● **WHAT YOU NEED TO DO**: All entries are to be quoted exactly; the images stay out of the copy.

========================

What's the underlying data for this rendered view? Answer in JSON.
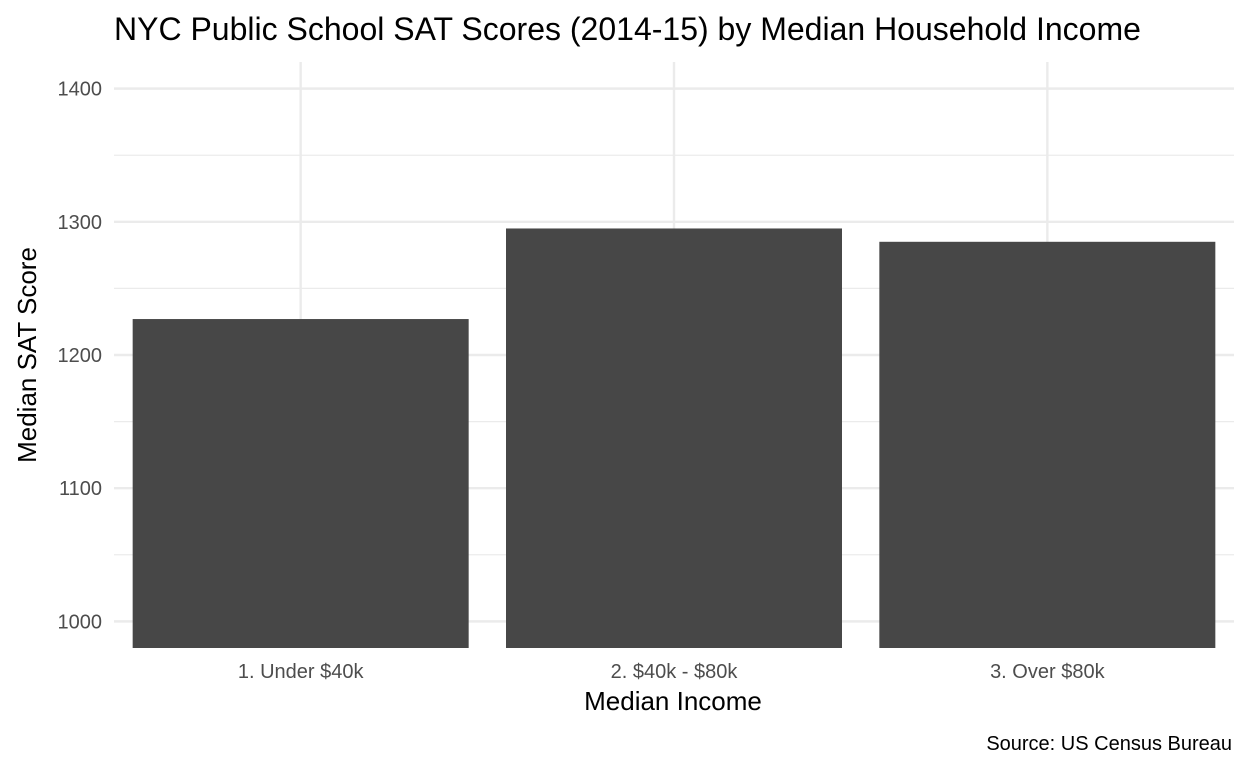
{
  "chart_data": {
    "type": "bar",
    "title": "NYC Public School SAT Scores (2014-15) by Median Household Income",
    "xlabel": "Median Income",
    "ylabel": "Median SAT Score",
    "caption": "Source: US Census Bureau",
    "categories": [
      "1. Under $40k",
      "2. $40k - $80k",
      "3. Over $80k"
    ],
    "values": [
      1227,
      1295,
      1285
    ],
    "ylim": [
      980,
      1420
    ],
    "yticks": [
      1000,
      1100,
      1200,
      1300,
      1400
    ],
    "ytick_labels": [
      "1000",
      "1100",
      "1200",
      "1300",
      "1400"
    ],
    "grid": true,
    "bar_color": "#474747",
    "grid_color": "#ebebeb"
  }
}
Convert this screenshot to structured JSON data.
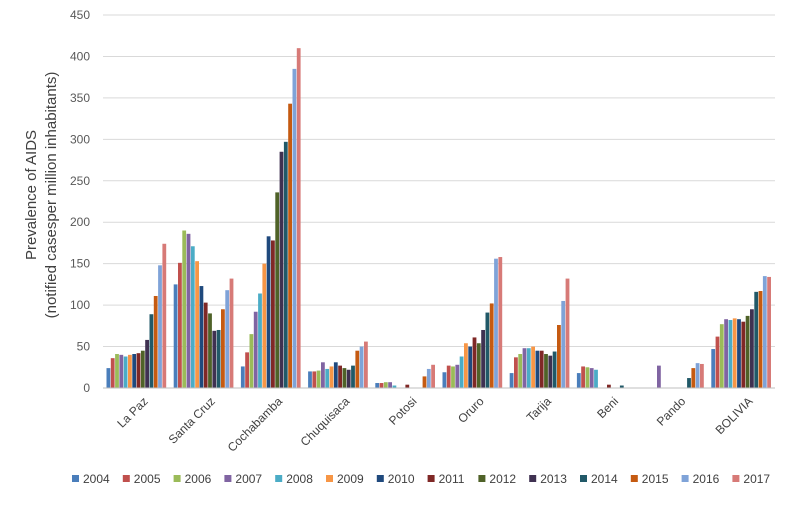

========================

● **FULL ANSWER**:
What's the underlying data for this rendered view? Answer in JSON.
{
  "chart_data": {
    "type": "bar",
    "title": "NYC Public School SAT Scores (2014-15) by Median Household Income",
    "xlabel": "Median Income",
    "ylabel": "Median SAT Score",
    "caption": "Source: US Census Bureau",
    "categories": [
      "1. Under $40k",
      "2. $40k - $80k",
      "3. Over $80k"
    ],
    "values": [
      1227,
      1295,
      1285
    ],
    "ylim": [
      980,
      1420
    ],
    "yticks": [
      1000,
      1100,
      1200,
      1300,
      1400
    ],
    "ytick_labels": [
      "1000",
      "1100",
      "1200",
      "1300",
      "1400"
    ],
    "grid": true,
    "bar_color": "#474747",
    "grid_color": "#ebebeb"
  }
}
Convert this screenshot to structured JSON data.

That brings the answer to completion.